• Data provided:
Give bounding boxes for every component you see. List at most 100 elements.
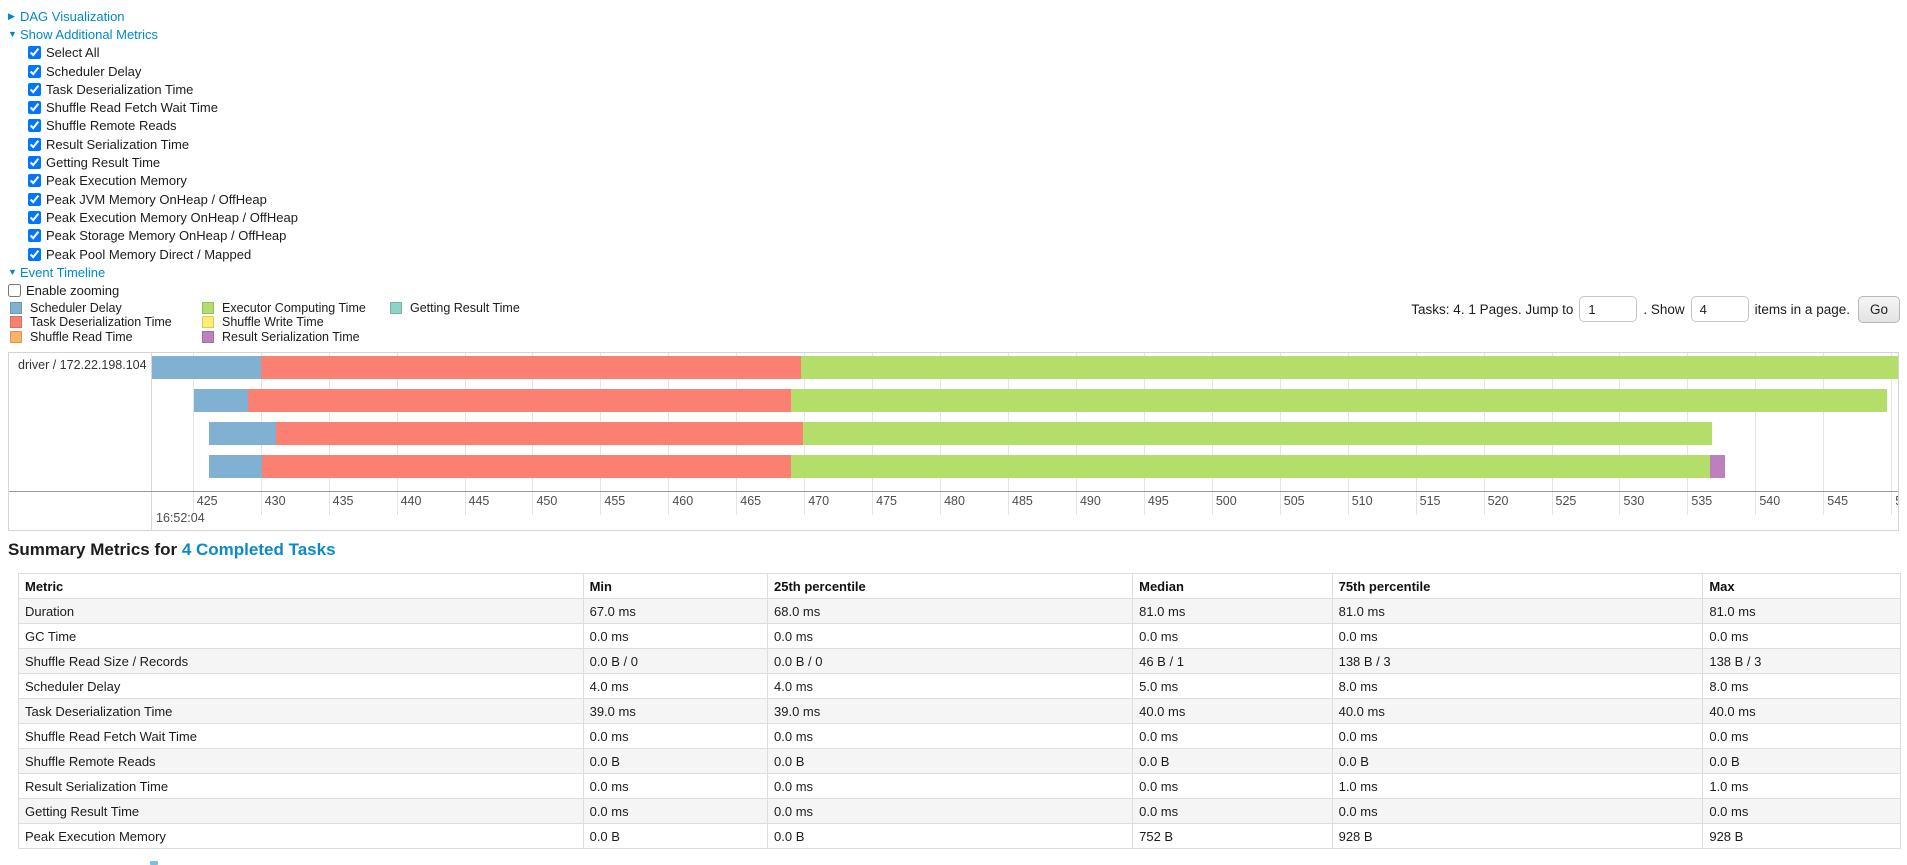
summary-metrics-table: Metric Min 25th percentile Median 75th perce… [18,573,1901,849]
axis-tick-label: 490 [1079,494,1101,508]
metric-checkbox[interactable] [28,192,41,206]
metric-checkbox[interactable] [28,82,41,96]
axis-gridline [1891,353,1893,515]
metric-checkbox[interactable] [28,64,41,78]
jump-to-page-input[interactable] [1579,296,1638,322]
table-cell: 138 B / 3 [1331,648,1704,674]
axis-tick-label: 435 [332,494,354,508]
task-segment-executor-computing[interactable] [790,455,1711,478]
metric-checkbox-label[interactable]: Peak Execution Memory OnHeap / OffHeap [28,210,298,225]
metric-checkbox[interactable] [28,46,41,60]
legend-label: Result Serialization Time [222,329,360,344]
column-header: 75th percentile [1331,573,1704,599]
task-segment-scheduler-delay[interactable] [194,389,249,412]
stage-controls: ▶ DAG Visualization ▼ Show Additional Metr… [8,7,298,300]
table-cell: 138 B / 3 [1702,648,1901,674]
table-cell: Duration [18,598,584,624]
axis-tick-label: 550 [1895,494,1898,508]
table-cell: 0.0 ms [767,773,1134,799]
task-segment-executor-computing[interactable] [802,422,1712,445]
axis-tick-label: 540 [1759,494,1781,508]
legend-label: Executor Computing Time [222,301,366,316]
metric-checkbox-label[interactable]: Peak Pool Memory Direct / Mapped [28,247,251,262]
metric-checkbox-label[interactable]: Result Serialization Time [28,137,189,152]
task-segment-task-deserialization[interactable] [260,356,802,379]
metric-checkbox-label[interactable]: Task Deserialization Time [28,82,193,97]
legend-swatch-icon [390,302,402,315]
legend-item: Result Serialization Time [202,330,366,344]
metric-checkbox-row: Task Deserialization Time [28,80,298,98]
metric-checkbox-row: Peak Storage Memory OnHeap / OffHeap [28,227,298,245]
axis-tick-label: 510 [1351,494,1373,508]
axis-tick-label: 525 [1555,494,1577,508]
axis-time-label: 16:52:04 [156,511,205,525]
task-segment-executor-computing[interactable] [790,389,1888,412]
metric-checkbox[interactable] [28,210,41,224]
metric-checkbox[interactable] [28,247,41,261]
metric-checkbox-text: Shuffle Remote Reads [46,118,177,134]
task-segment-scheduler-delay[interactable] [209,455,263,478]
completed-tasks-link[interactable]: 4 Completed Tasks [181,540,336,559]
table-cell: Task Deserialization Time [18,698,584,724]
metric-checkbox[interactable] [28,101,41,115]
axis-tick-label: 530 [1623,494,1645,508]
task-segment-task-deserialization[interactable] [248,389,791,412]
timeline-axis-line [9,491,1898,492]
go-button[interactable]: Go [1857,295,1900,323]
table-cell: 1.0 ms [1331,773,1704,799]
table-cell: 68.0 ms [767,598,1134,624]
metric-checkbox[interactable] [28,119,41,133]
task-segment-result-serialization[interactable] [1710,455,1726,478]
metric-checkbox[interactable] [28,174,41,188]
metric-checkbox-label[interactable]: Peak Execution Memory [28,173,187,188]
axis-tick-label: 465 [740,494,762,508]
metric-checkbox[interactable] [28,137,41,151]
metric-checkbox-text: Scheduler Delay [46,63,142,79]
dag-visualization-link[interactable]: ▶ DAG Visualization [8,9,125,24]
task-segment-scheduler-delay[interactable] [209,422,276,445]
pagination-suffix: items in a page. [1754,301,1850,317]
column-header: Min [582,573,769,599]
metric-checkbox-label[interactable]: Scheduler Delay [28,64,141,79]
enable-zooming-checkbox[interactable] [8,284,21,298]
enable-zooming-row: Enable zooming [8,281,298,299]
task-segment-scheduler-delay[interactable] [152,356,261,379]
event-timeline-link[interactable]: ▼ Event Timeline [8,265,105,280]
axis-tick-label: 515 [1419,494,1441,508]
metric-checkbox-text: Select All [46,45,100,61]
metric-checkbox-label[interactable]: Select All [28,45,99,60]
legend-column: Scheduler Delay Task Deserialization Time… [10,301,172,344]
executor-group-label: driver / 172.22.198.104 [18,358,147,372]
items-per-page-input[interactable] [1690,296,1749,322]
metric-checkbox-label[interactable]: Peak Storage Memory OnHeap / OffHeap [28,228,286,243]
table-cell: 928 B [1331,823,1704,849]
task-segment-task-deserialization[interactable] [262,455,791,478]
metric-checkbox-label[interactable]: Shuffle Read Fetch Wait Time [28,100,218,115]
metric-checkbox-text: Peak Pool Memory Direct / Mapped [46,246,252,262]
legend-swatch-icon [202,316,214,329]
table-cell: 8.0 ms [1702,673,1901,699]
metric-checkbox-row: Getting Result Time [28,153,298,171]
legend-column: Getting Result Time [390,301,520,315]
table-row: GC Time 0.0 ms 0.0 ms 0.0 ms 0.0 ms 0.0 ms [18,623,1901,649]
metric-checkbox-text: Task Deserialization Time [46,81,194,97]
column-header: 25th percentile [767,573,1134,599]
table-cell: 928 B [1702,823,1901,849]
metric-checkbox-label[interactable]: Peak JVM Memory OnHeap / OffHeap [28,192,267,207]
show-additional-metrics-link[interactable]: ▼ Show Additional Metrics [8,27,158,42]
axis-tick-label: 520 [1487,494,1509,508]
legend-label: Task Deserialization Time [30,315,172,330]
metric-checkbox[interactable] [28,156,41,170]
table-cell: 0.0 B / 0 [582,648,769,674]
metric-checkbox[interactable] [28,229,41,243]
task-segment-executor-computing[interactable] [801,356,1898,379]
metric-checkbox-text: Getting Result Time [46,155,161,171]
metric-checkbox-label[interactable]: Getting Result Time [28,155,160,170]
task-segment-task-deserialization[interactable] [275,422,803,445]
metric-checkbox-label[interactable]: Shuffle Remote Reads [28,118,177,133]
metric-checkbox-text: Peak Execution Memory [46,173,187,189]
axis-gridline [1823,353,1825,515]
event-timeline-chart: driver / 172.22.198.104 425 430 435 440 445 4… [8,352,1899,531]
dag-visualization-label: DAG Visualization [20,8,125,24]
table-cell: 752 B [1132,823,1333,849]
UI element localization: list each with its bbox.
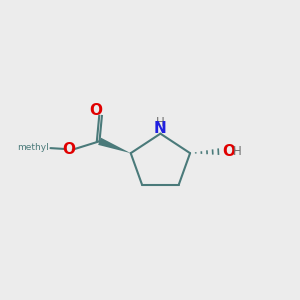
Text: methyl: methyl [17,143,49,152]
Text: O: O [89,103,102,118]
Polygon shape [98,138,131,153]
Text: N: N [154,121,167,136]
Text: H: H [232,145,241,158]
Text: H: H [156,116,165,129]
Text: O: O [63,142,76,157]
Text: O: O [222,144,235,159]
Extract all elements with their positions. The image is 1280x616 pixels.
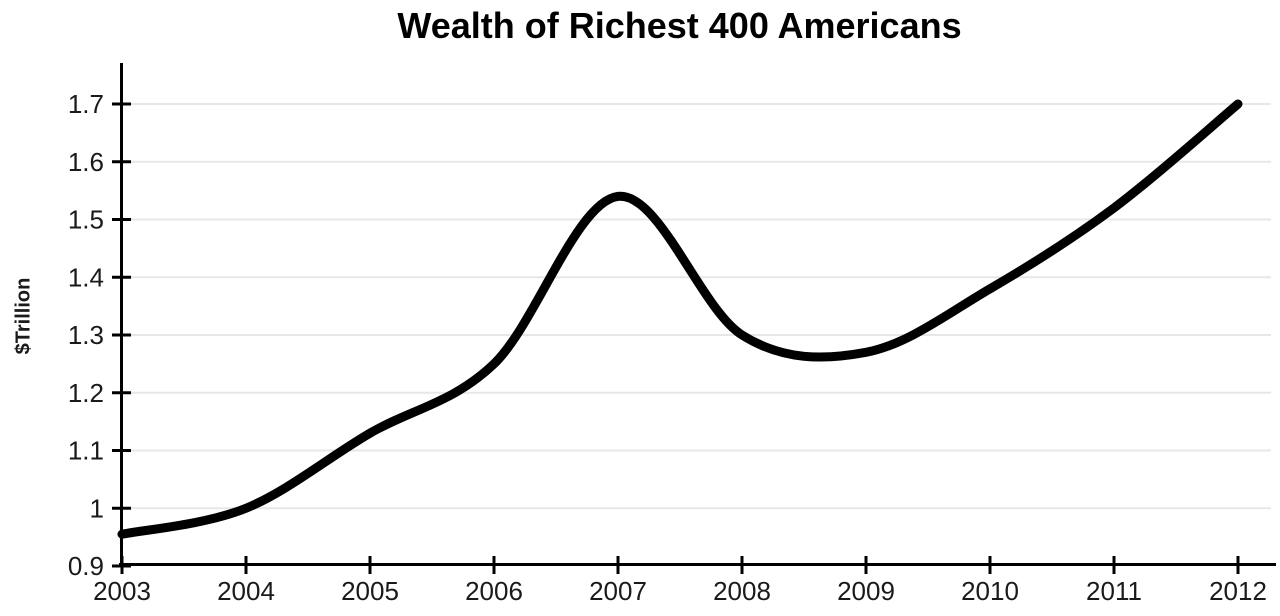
- y-tick-label: 1.6: [68, 147, 104, 177]
- wealth-line-series: [117, 99, 1243, 539]
- y-tick-label: 1.1: [68, 436, 104, 466]
- y-tick-label: 1: [90, 493, 104, 523]
- x-tick-label: 2011: [1086, 576, 1142, 606]
- chart-title: Wealth of Richest 400 Americans: [397, 5, 962, 46]
- y-tick-label: 1.5: [68, 205, 104, 235]
- x-tick-label: 2009: [837, 576, 895, 606]
- x-tick-label: 2006: [465, 576, 523, 606]
- y-tick-label: 1.3: [68, 320, 104, 350]
- y-tick-label: 1.4: [68, 262, 104, 292]
- y-tick-label: 1.2: [68, 378, 104, 408]
- x-tick-label: 2004: [217, 576, 275, 606]
- x-tick-label: 2005: [341, 576, 399, 606]
- x-tick-label: 2007: [589, 576, 647, 606]
- y-tick-label: 1.7: [68, 89, 104, 119]
- x-tick-label: 2008: [713, 576, 771, 606]
- x-tick-label: 2010: [961, 576, 1019, 606]
- x-tick-label: 2012: [1209, 576, 1267, 606]
- y-tick-label: 0.9: [68, 551, 104, 581]
- x-tick-label: 2003: [93, 576, 151, 606]
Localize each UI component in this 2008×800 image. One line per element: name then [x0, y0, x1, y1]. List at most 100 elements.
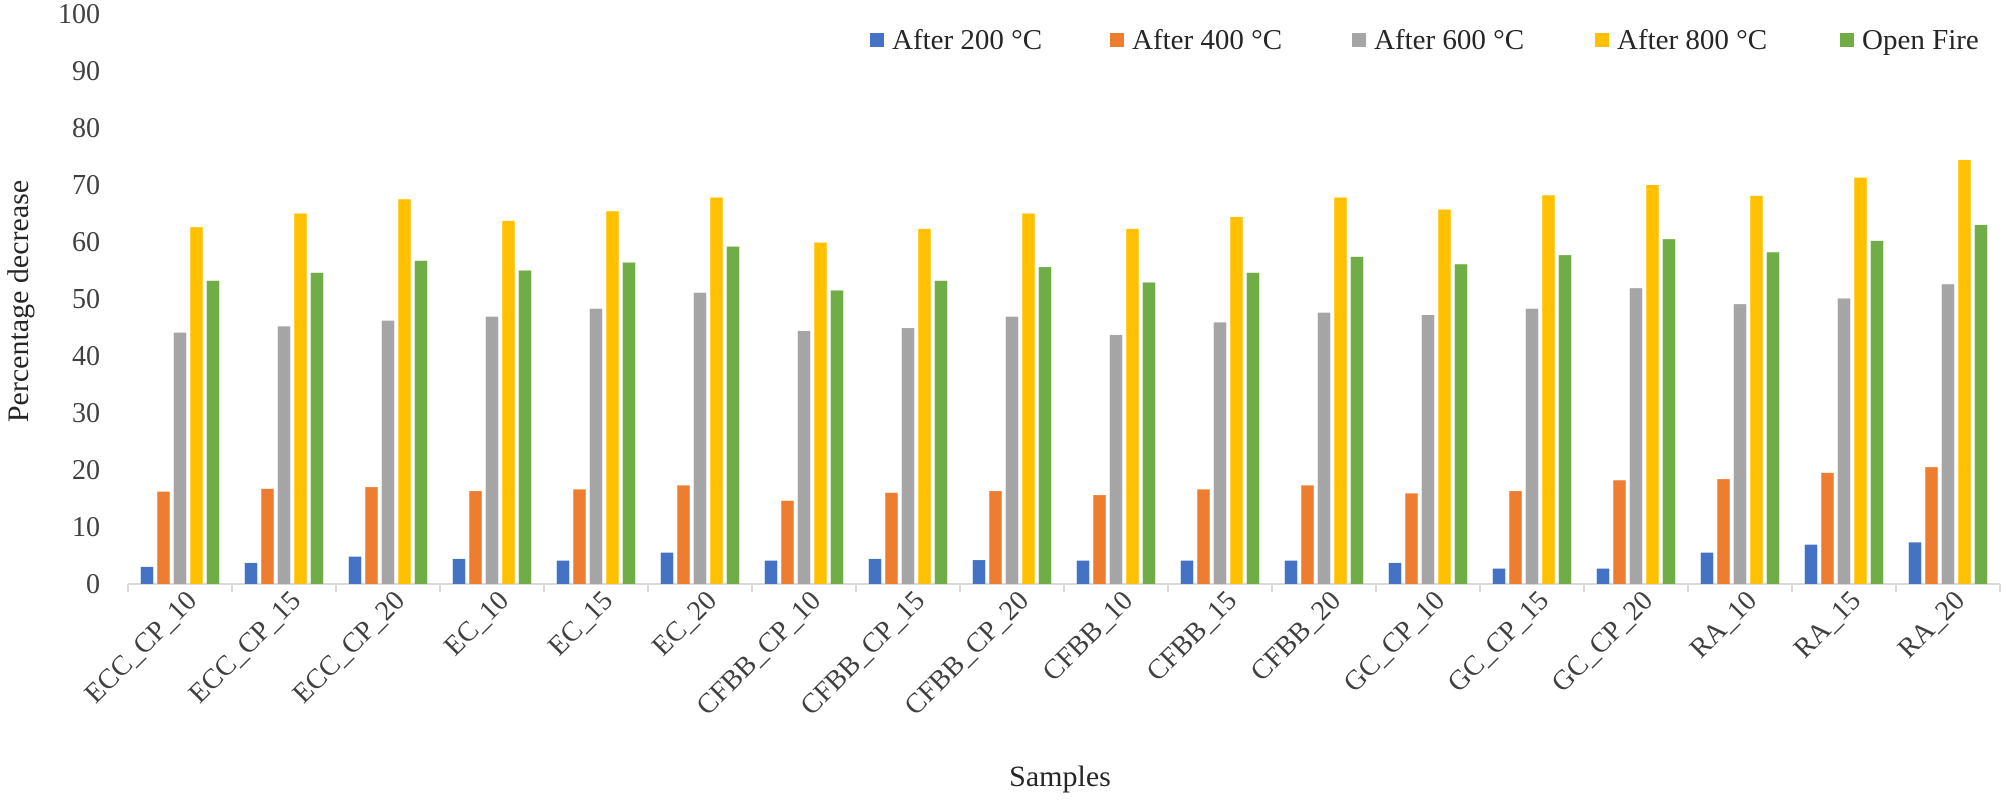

• Exercise requirements: Can you transcribe all of the records above exactly as they appear, line for line, with the pictures left out?

• Response below:
Give bounding boxes for every component you see. List at most 100 elements.
summary-metrics-table: Metric Min 25th percentile Median 75th perce… [18,573,1901,849]
axis-tick-label: 490 [1079,494,1101,508]
metric-checkbox[interactable] [28,192,41,206]
metric-checkbox[interactable] [28,82,41,96]
axis-gridline [1891,353,1893,515]
metric-checkbox[interactable] [28,64,41,78]
jump-to-page-input[interactable] [1579,296,1638,322]
table-cell: 138 B / 3 [1331,648,1704,674]
axis-tick-label: 435 [332,494,354,508]
task-segment-executor-computing[interactable] [790,455,1711,478]
metric-checkbox-label[interactable]: Peak Execution Memory OnHeap / OffHeap [28,210,298,225]
metric-checkbox[interactable] [28,46,41,60]
legend-label: Result Serialization Time [222,329,360,344]
column-header: 75th percentile [1331,573,1704,599]
task-segment-scheduler-delay[interactable] [194,389,249,412]
stage-controls: ▶ DAG Visualization ▼ Show Additional Metr… [8,7,298,300]
table-cell: 138 B / 3 [1702,648,1901,674]
table-cell: Duration [18,598,584,624]
axis-tick-label: 550 [1895,494,1898,508]
table-cell: 0.0 ms [767,773,1134,799]
task-segment-executor-computing[interactable] [802,422,1712,445]
axis-tick-label: 540 [1759,494,1781,508]
legend-label: Executor Computing Time [222,301,366,316]
metric-checkbox-label[interactable]: Peak Pool Memory Direct / Mapped [28,247,251,262]
metric-checkbox-label[interactable]: Result Serialization Time [28,137,189,152]
task-segment-task-deserialization[interactable] [260,356,802,379]
metric-checkbox-label[interactable]: Task Deserialization Time [28,82,193,97]
legend-swatch-icon [390,302,402,315]
legend-item: Result Serialization Time [202,330,366,344]
metric-checkbox-row: Task Deserialization Time [28,80,298,98]
metric-checkbox-row: Peak Storage Memory OnHeap / OffHeap [28,227,298,245]
axis-tick-label: 510 [1351,494,1373,508]
axis-tick-label: 525 [1555,494,1577,508]
axis-time-label: 16:52:04 [156,511,205,525]
task-segment-executor-computing[interactable] [790,389,1888,412]
metric-checkbox[interactable] [28,210,41,224]
metric-checkbox[interactable] [28,247,41,261]
metric-checkbox-text: Shuffle Remote Reads [46,118,177,134]
task-segment-scheduler-delay[interactable] [209,455,263,478]
completed-tasks-link[interactable]: 4 Completed Tasks [181,540,336,559]
table-cell: Task Deserialization Time [18,698,584,724]
metric-checkbox[interactable] [28,101,41,115]
axis-tick-label: 530 [1623,494,1645,508]
task-segment-task-deserialization[interactable] [248,389,791,412]
timeline-axis-line [9,491,1898,492]
go-button[interactable]: Go [1857,295,1900,323]
table-cell: 1.0 ms [1331,773,1704,799]
table-cell: 68.0 ms [767,598,1134,624]
metric-checkbox[interactable] [28,119,41,133]
task-segment-result-serialization[interactable] [1710,455,1726,478]
metric-checkbox[interactable] [28,174,41,188]
metric-checkbox-label[interactable]: Peak Execution Memory [28,173,187,188]
axis-tick-label: 465 [740,494,762,508]
metric-checkbox[interactable] [28,137,41,151]
metric-checkbox-text: Scheduler Delay [46,63,142,79]
dag-visualization-link[interactable]: ▶ DAG Visualization [8,9,125,24]
task-segment-scheduler-delay[interactable] [209,422,276,445]
pagination-suffix: items in a page. [1754,301,1850,317]
column-header: Min [582,573,769,599]
metric-checkbox-label[interactable]: Scheduler Delay [28,64,141,79]
enable-zooming-checkbox[interactable] [8,284,21,298]
enable-zooming-row: Enable zooming [8,281,298,299]
task-segment-scheduler-delay[interactable] [152,356,261,379]
event-timeline-link[interactable]: ▼ Event Timeline [8,265,105,280]
axis-tick-label: 515 [1419,494,1441,508]
metric-checkbox-text: Select All [46,45,100,61]
metric-checkbox-label[interactable]: Select All [28,45,99,60]
legend-column: Scheduler Delay Task Deserialization Time… [10,301,172,344]
executor-group-label: driver / 172.22.198.104 [18,358,147,372]
items-per-page-input[interactable] [1690,296,1749,322]
metric-checkbox-label[interactable]: Peak Storage Memory OnHeap / OffHeap [28,228,286,243]
table-cell: 928 B [1331,823,1704,849]
task-segment-task-deserialization[interactable] [262,455,791,478]
metric-checkbox-label[interactable]: Shuffle Read Fetch Wait Time [28,100,218,115]
metric-checkbox-text: Peak Pool Memory Direct / Mapped [46,246,252,262]
legend-swatch-icon [202,316,214,329]
table-cell: 8.0 ms [1702,673,1901,699]
metric-checkbox-row: Getting Result Time [28,153,298,171]
legend-column: Getting Result Time [390,301,520,315]
table-row: GC Time 0.0 ms 0.0 ms 0.0 ms 0.0 ms 0.0 ms [18,623,1901,649]
metric-checkbox-text: Task Deserialization Time [46,81,194,97]
column-header: 25th percentile [767,573,1134,599]
table-cell: 928 B [1702,823,1901,849]
metric-checkbox-label[interactable]: Peak JVM Memory OnHeap / OffHeap [28,192,267,207]
show-additional-metrics-link[interactable]: ▼ Show Additional Metrics [8,27,158,42]
axis-tick-label: 520 [1487,494,1509,508]
legend-label: Task Deserialization Time [30,315,172,330]
metric-checkbox[interactable] [28,156,41,170]
table-cell: 0.0 B / 0 [582,648,769,674]
metric-checkbox[interactable] [28,229,41,243]
task-segment-executor-computing[interactable] [801,356,1898,379]
metric-checkbox-text: Getting Result Time [46,155,161,171]
metric-checkbox-label[interactable]: Getting Result Time [28,155,160,170]
task-segment-task-deserialization[interactable] [275,422,803,445]
metric-checkbox-label[interactable]: Shuffle Remote Reads [28,118,177,133]
metric-checkbox-text: Peak Execution Memory [46,173,187,189]
axis-gridline [1823,353,1825,515]
event-timeline-chart: driver / 172.22.198.104 425 430 435 440 445 4… [8,352,1899,531]
dag-visualization-label: DAG Visualization [20,8,125,24]
table-cell: 752 B [1132,823,1333,849]
UI element localization: list each with its bbox.
Text: methyl: methyl [17,143,49,152]
Text: O: O [89,103,102,118]
Polygon shape [98,138,131,153]
Text: N: N [154,121,167,136]
Text: H: H [232,145,241,158]
Text: H: H [156,116,165,129]
Text: O: O [63,142,76,157]
Text: O: O [222,144,235,159]
Extract all elements with their positions. The image is 1280x616 pixels.
- y-tick-label: 1.6: [68, 147, 104, 177]
- wealth-line-series: [117, 99, 1243, 539]
- y-tick-label: 1.1: [68, 436, 104, 466]
- y-tick-label: 1: [90, 493, 104, 523]
- x-tick-label: 2011: [1086, 576, 1142, 606]
- chart-title: Wealth of Richest 400 Americans: [397, 5, 962, 46]
- y-tick-label: 1.5: [68, 205, 104, 235]
- x-tick-label: 2009: [837, 576, 895, 606]
- x-tick-label: 2006: [465, 576, 523, 606]
- y-tick-label: 1.3: [68, 320, 104, 350]
- y-tick-label: 1.4: [68, 262, 104, 292]
- y-tick-label: 1.2: [68, 378, 104, 408]
- x-tick-label: 2004: [217, 576, 275, 606]
- x-tick-label: 2005: [341, 576, 399, 606]
- x-tick-label: 2007: [589, 576, 647, 606]
- y-tick-label: 1.7: [68, 89, 104, 119]
- x-tick-label: 2008: [713, 576, 771, 606]
- x-tick-label: 2010: [961, 576, 1019, 606]
- x-tick-label: 2012: [1209, 576, 1267, 606]
- y-tick-label: 0.9: [68, 551, 104, 581]
- x-tick-label: 2003: [93, 576, 151, 606]
Localize each UI component in this 2008×800 image. One line per element: name then [x0, y0, x1, y1]. List at most 100 elements.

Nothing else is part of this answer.